[PROVIDED DATA]:
• • •

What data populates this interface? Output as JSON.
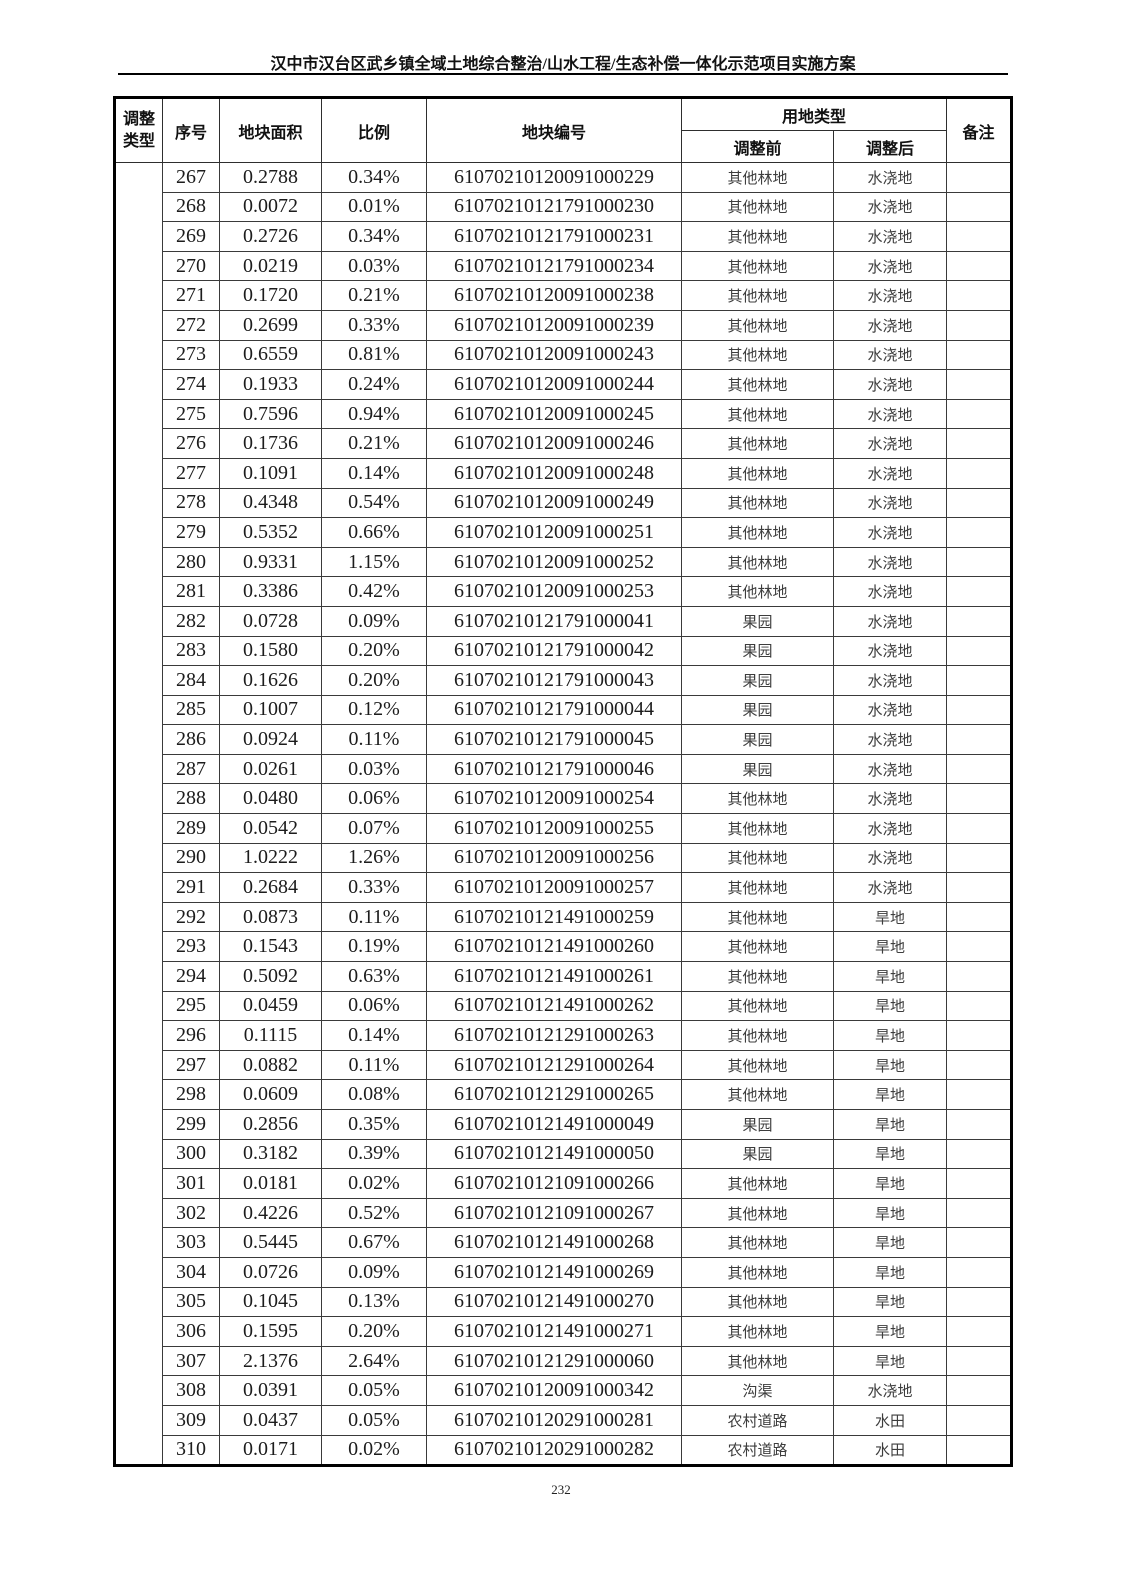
{
  "page": {
    "header_title": "汉中市汉台区武乡镇全域土地综合整治/山水工程/生态补偿一体化示范项目实施方案",
    "page_number": "232"
  },
  "table": {
    "headers": {
      "adjust_type": "调整类型",
      "seq": "序号",
      "area": "地块面积",
      "ratio": "比例",
      "plot_id": "地块编号",
      "land_use_type": "用地类型",
      "before": "调整前",
      "after": "调整后",
      "remark": "备注"
    },
    "merged_type_cell": "",
    "rows": [
      [
        "267",
        "0.2788",
        "0.34%",
        "61070210120091000229",
        "其他林地",
        "水浇地",
        ""
      ],
      [
        "268",
        "0.0072",
        "0.01%",
        "61070210121791000230",
        "其他林地",
        "水浇地",
        ""
      ],
      [
        "269",
        "0.2726",
        "0.34%",
        "61070210121791000231",
        "其他林地",
        "水浇地",
        ""
      ],
      [
        "270",
        "0.0219",
        "0.03%",
        "61070210121791000234",
        "其他林地",
        "水浇地",
        ""
      ],
      [
        "271",
        "0.1720",
        "0.21%",
        "61070210120091000238",
        "其他林地",
        "水浇地",
        ""
      ],
      [
        "272",
        "0.2699",
        "0.33%",
        "61070210120091000239",
        "其他林地",
        "水浇地",
        ""
      ],
      [
        "273",
        "0.6559",
        "0.81%",
        "61070210120091000243",
        "其他林地",
        "水浇地",
        ""
      ],
      [
        "274",
        "0.1933",
        "0.24%",
        "61070210120091000244",
        "其他林地",
        "水浇地",
        ""
      ],
      [
        "275",
        "0.7596",
        "0.94%",
        "61070210120091000245",
        "其他林地",
        "水浇地",
        ""
      ],
      [
        "276",
        "0.1736",
        "0.21%",
        "61070210120091000246",
        "其他林地",
        "水浇地",
        ""
      ],
      [
        "277",
        "0.1091",
        "0.14%",
        "61070210120091000248",
        "其他林地",
        "水浇地",
        ""
      ],
      [
        "278",
        "0.4348",
        "0.54%",
        "61070210120091000249",
        "其他林地",
        "水浇地",
        ""
      ],
      [
        "279",
        "0.5352",
        "0.66%",
        "61070210120091000251",
        "其他林地",
        "水浇地",
        ""
      ],
      [
        "280",
        "0.9331",
        "1.15%",
        "61070210120091000252",
        "其他林地",
        "水浇地",
        ""
      ],
      [
        "281",
        "0.3386",
        "0.42%",
        "61070210120091000253",
        "其他林地",
        "水浇地",
        ""
      ],
      [
        "282",
        "0.0728",
        "0.09%",
        "61070210121791000041",
        "果园",
        "水浇地",
        ""
      ],
      [
        "283",
        "0.1580",
        "0.20%",
        "61070210121791000042",
        "果园",
        "水浇地",
        ""
      ],
      [
        "284",
        "0.1626",
        "0.20%",
        "61070210121791000043",
        "果园",
        "水浇地",
        ""
      ],
      [
        "285",
        "0.1007",
        "0.12%",
        "61070210121791000044",
        "果园",
        "水浇地",
        ""
      ],
      [
        "286",
        "0.0924",
        "0.11%",
        "61070210121791000045",
        "果园",
        "水浇地",
        ""
      ],
      [
        "287",
        "0.0261",
        "0.03%",
        "61070210121791000046",
        "果园",
        "水浇地",
        ""
      ],
      [
        "288",
        "0.0480",
        "0.06%",
        "61070210120091000254",
        "其他林地",
        "水浇地",
        ""
      ],
      [
        "289",
        "0.0542",
        "0.07%",
        "61070210120091000255",
        "其他林地",
        "水浇地",
        ""
      ],
      [
        "290",
        "1.0222",
        "1.26%",
        "61070210120091000256",
        "其他林地",
        "水浇地",
        ""
      ],
      [
        "291",
        "0.2684",
        "0.33%",
        "61070210120091000257",
        "其他林地",
        "水浇地",
        ""
      ],
      [
        "292",
        "0.0873",
        "0.11%",
        "61070210121491000259",
        "其他林地",
        "旱地",
        ""
      ],
      [
        "293",
        "0.1543",
        "0.19%",
        "61070210121491000260",
        "其他林地",
        "旱地",
        ""
      ],
      [
        "294",
        "0.5092",
        "0.63%",
        "61070210121491000261",
        "其他林地",
        "旱地",
        ""
      ],
      [
        "295",
        "0.0459",
        "0.06%",
        "61070210121491000262",
        "其他林地",
        "旱地",
        ""
      ],
      [
        "296",
        "0.1115",
        "0.14%",
        "61070210121291000263",
        "其他林地",
        "旱地",
        ""
      ],
      [
        "297",
        "0.0882",
        "0.11%",
        "61070210121291000264",
        "其他林地",
        "旱地",
        ""
      ],
      [
        "298",
        "0.0609",
        "0.08%",
        "61070210121291000265",
        "其他林地",
        "旱地",
        ""
      ],
      [
        "299",
        "0.2856",
        "0.35%",
        "61070210121491000049",
        "果园",
        "旱地",
        ""
      ],
      [
        "300",
        "0.3182",
        "0.39%",
        "61070210121491000050",
        "果园",
        "旱地",
        ""
      ],
      [
        "301",
        "0.0181",
        "0.02%",
        "61070210121091000266",
        "其他林地",
        "旱地",
        ""
      ],
      [
        "302",
        "0.4226",
        "0.52%",
        "61070210121091000267",
        "其他林地",
        "旱地",
        ""
      ],
      [
        "303",
        "0.5445",
        "0.67%",
        "61070210121491000268",
        "其他林地",
        "旱地",
        ""
      ],
      [
        "304",
        "0.0726",
        "0.09%",
        "61070210121491000269",
        "其他林地",
        "旱地",
        ""
      ],
      [
        "305",
        "0.1045",
        "0.13%",
        "61070210121491000270",
        "其他林地",
        "旱地",
        ""
      ],
      [
        "306",
        "0.1595",
        "0.20%",
        "61070210121491000271",
        "其他林地",
        "旱地",
        ""
      ],
      [
        "307",
        "2.1376",
        "2.64%",
        "61070210121291000060",
        "其他林地",
        "旱地",
        ""
      ],
      [
        "308",
        "0.0391",
        "0.05%",
        "61070210120091000342",
        "沟渠",
        "水浇地",
        ""
      ],
      [
        "309",
        "0.0437",
        "0.05%",
        "61070210120291000281",
        "农村道路",
        "水田",
        ""
      ],
      [
        "310",
        "0.0171",
        "0.02%",
        "61070210120291000282",
        "农村道路",
        "水田",
        ""
      ]
    ]
  }
}
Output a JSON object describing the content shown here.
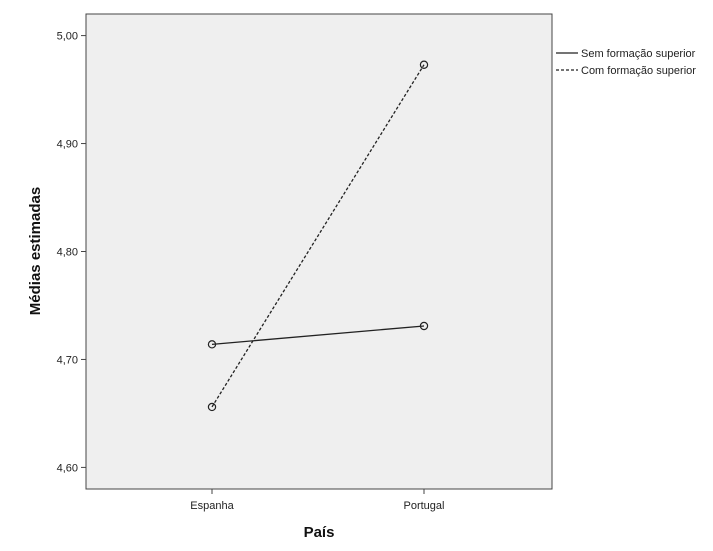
{
  "chart_data": {
    "type": "line",
    "title": "",
    "xlabel": "País",
    "ylabel": "Médias estimadas",
    "categories": [
      "Espanha",
      "Portugal"
    ],
    "ylim": [
      4.58,
      5.02
    ],
    "yticks": [
      4.6,
      4.7,
      4.8,
      4.9,
      5.0
    ],
    "ytick_labels": [
      "4,60",
      "4,70",
      "4,80",
      "4,90",
      "5,00"
    ],
    "grid": false,
    "legend_position": "right",
    "plot_background": "#efefef",
    "series": [
      {
        "name": "Sem formação superior",
        "values": [
          4.714,
          4.731
        ],
        "line_style": "solid",
        "marker": "circle-open",
        "color": "#222222"
      },
      {
        "name": "Com formação superior",
        "values": [
          4.656,
          4.973
        ],
        "line_style": "dotted",
        "marker": "circle-open",
        "color": "#222222"
      }
    ]
  }
}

• • •

Transcribe the material exactly, keeping every word and none of the pictures.

What data populates this interface? Output as JSON.
{
  "page": {
    "header_title": "汉中市汉台区武乡镇全域土地综合整治/山水工程/生态补偿一体化示范项目实施方案",
    "page_number": "232"
  },
  "table": {
    "headers": {
      "adjust_type": "调整类型",
      "seq": "序号",
      "area": "地块面积",
      "ratio": "比例",
      "plot_id": "地块编号",
      "land_use_type": "用地类型",
      "before": "调整前",
      "after": "调整后",
      "remark": "备注"
    },
    "merged_type_cell": "",
    "rows": [
      [
        "267",
        "0.2788",
        "0.34%",
        "61070210120091000229",
        "其他林地",
        "水浇地",
        ""
      ],
      [
        "268",
        "0.0072",
        "0.01%",
        "61070210121791000230",
        "其他林地",
        "水浇地",
        ""
      ],
      [
        "269",
        "0.2726",
        "0.34%",
        "61070210121791000231",
        "其他林地",
        "水浇地",
        ""
      ],
      [
        "270",
        "0.0219",
        "0.03%",
        "61070210121791000234",
        "其他林地",
        "水浇地",
        ""
      ],
      [
        "271",
        "0.1720",
        "0.21%",
        "61070210120091000238",
        "其他林地",
        "水浇地",
        ""
      ],
      [
        "272",
        "0.2699",
        "0.33%",
        "61070210120091000239",
        "其他林地",
        "水浇地",
        ""
      ],
      [
        "273",
        "0.6559",
        "0.81%",
        "61070210120091000243",
        "其他林地",
        "水浇地",
        ""
      ],
      [
        "274",
        "0.1933",
        "0.24%",
        "61070210120091000244",
        "其他林地",
        "水浇地",
        ""
      ],
      [
        "275",
        "0.7596",
        "0.94%",
        "61070210120091000245",
        "其他林地",
        "水浇地",
        ""
      ],
      [
        "276",
        "0.1736",
        "0.21%",
        "61070210120091000246",
        "其他林地",
        "水浇地",
        ""
      ],
      [
        "277",
        "0.1091",
        "0.14%",
        "61070210120091000248",
        "其他林地",
        "水浇地",
        ""
      ],
      [
        "278",
        "0.4348",
        "0.54%",
        "61070210120091000249",
        "其他林地",
        "水浇地",
        ""
      ],
      [
        "279",
        "0.5352",
        "0.66%",
        "61070210120091000251",
        "其他林地",
        "水浇地",
        ""
      ],
      [
        "280",
        "0.9331",
        "1.15%",
        "61070210120091000252",
        "其他林地",
        "水浇地",
        ""
      ],
      [
        "281",
        "0.3386",
        "0.42%",
        "61070210120091000253",
        "其他林地",
        "水浇地",
        ""
      ],
      [
        "282",
        "0.0728",
        "0.09%",
        "61070210121791000041",
        "果园",
        "水浇地",
        ""
      ],
      [
        "283",
        "0.1580",
        "0.20%",
        "61070210121791000042",
        "果园",
        "水浇地",
        ""
      ],
      [
        "284",
        "0.1626",
        "0.20%",
        "61070210121791000043",
        "果园",
        "水浇地",
        ""
      ],
      [
        "285",
        "0.1007",
        "0.12%",
        "61070210121791000044",
        "果园",
        "水浇地",
        ""
      ],
      [
        "286",
        "0.0924",
        "0.11%",
        "61070210121791000045",
        "果园",
        "水浇地",
        ""
      ],
      [
        "287",
        "0.0261",
        "0.03%",
        "61070210121791000046",
        "果园",
        "水浇地",
        ""
      ],
      [
        "288",
        "0.0480",
        "0.06%",
        "61070210120091000254",
        "其他林地",
        "水浇地",
        ""
      ],
      [
        "289",
        "0.0542",
        "0.07%",
        "61070210120091000255",
        "其他林地",
        "水浇地",
        ""
      ],
      [
        "290",
        "1.0222",
        "1.26%",
        "61070210120091000256",
        "其他林地",
        "水浇地",
        ""
      ],
      [
        "291",
        "0.2684",
        "0.33%",
        "61070210120091000257",
        "其他林地",
        "水浇地",
        ""
      ],
      [
        "292",
        "0.0873",
        "0.11%",
        "61070210121491000259",
        "其他林地",
        "旱地",
        ""
      ],
      [
        "293",
        "0.1543",
        "0.19%",
        "61070210121491000260",
        "其他林地",
        "旱地",
        ""
      ],
      [
        "294",
        "0.5092",
        "0.63%",
        "61070210121491000261",
        "其他林地",
        "旱地",
        ""
      ],
      [
        "295",
        "0.0459",
        "0.06%",
        "61070210121491000262",
        "其他林地",
        "旱地",
        ""
      ],
      [
        "296",
        "0.1115",
        "0.14%",
        "61070210121291000263",
        "其他林地",
        "旱地",
        ""
      ],
      [
        "297",
        "0.0882",
        "0.11%",
        "61070210121291000264",
        "其他林地",
        "旱地",
        ""
      ],
      [
        "298",
        "0.0609",
        "0.08%",
        "61070210121291000265",
        "其他林地",
        "旱地",
        ""
      ],
      [
        "299",
        "0.2856",
        "0.35%",
        "61070210121491000049",
        "果园",
        "旱地",
        ""
      ],
      [
        "300",
        "0.3182",
        "0.39%",
        "61070210121491000050",
        "果园",
        "旱地",
        ""
      ],
      [
        "301",
        "0.0181",
        "0.02%",
        "61070210121091000266",
        "其他林地",
        "旱地",
        ""
      ],
      [
        "302",
        "0.4226",
        "0.52%",
        "61070210121091000267",
        "其他林地",
        "旱地",
        ""
      ],
      [
        "303",
        "0.5445",
        "0.67%",
        "61070210121491000268",
        "其他林地",
        "旱地",
        ""
      ],
      [
        "304",
        "0.0726",
        "0.09%",
        "61070210121491000269",
        "其他林地",
        "旱地",
        ""
      ],
      [
        "305",
        "0.1045",
        "0.13%",
        "61070210121491000270",
        "其他林地",
        "旱地",
        ""
      ],
      [
        "306",
        "0.1595",
        "0.20%",
        "61070210121491000271",
        "其他林地",
        "旱地",
        ""
      ],
      [
        "307",
        "2.1376",
        "2.64%",
        "61070210121291000060",
        "其他林地",
        "旱地",
        ""
      ],
      [
        "308",
        "0.0391",
        "0.05%",
        "61070210120091000342",
        "沟渠",
        "水浇地",
        ""
      ],
      [
        "309",
        "0.0437",
        "0.05%",
        "61070210120291000281",
        "农村道路",
        "水田",
        ""
      ],
      [
        "310",
        "0.0171",
        "0.02%",
        "61070210120291000282",
        "农村道路",
        "水田",
        ""
      ]
    ]
  }
}
Output a JSON object describing the content shown here.
{
  "chart_data": {
    "type": "line",
    "title": "",
    "xlabel": "País",
    "ylabel": "Médias estimadas",
    "categories": [
      "Espanha",
      "Portugal"
    ],
    "ylim": [
      4.58,
      5.02
    ],
    "yticks": [
      4.6,
      4.7,
      4.8,
      4.9,
      5.0
    ],
    "ytick_labels": [
      "4,60",
      "4,70",
      "4,80",
      "4,90",
      "5,00"
    ],
    "grid": false,
    "legend_position": "right",
    "plot_background": "#efefef",
    "series": [
      {
        "name": "Sem formação superior",
        "values": [
          4.714,
          4.731
        ],
        "line_style": "solid",
        "marker": "circle-open",
        "color": "#222222"
      },
      {
        "name": "Com formação superior",
        "values": [
          4.656,
          4.973
        ],
        "line_style": "dotted",
        "marker": "circle-open",
        "color": "#222222"
      }
    ]
  }
}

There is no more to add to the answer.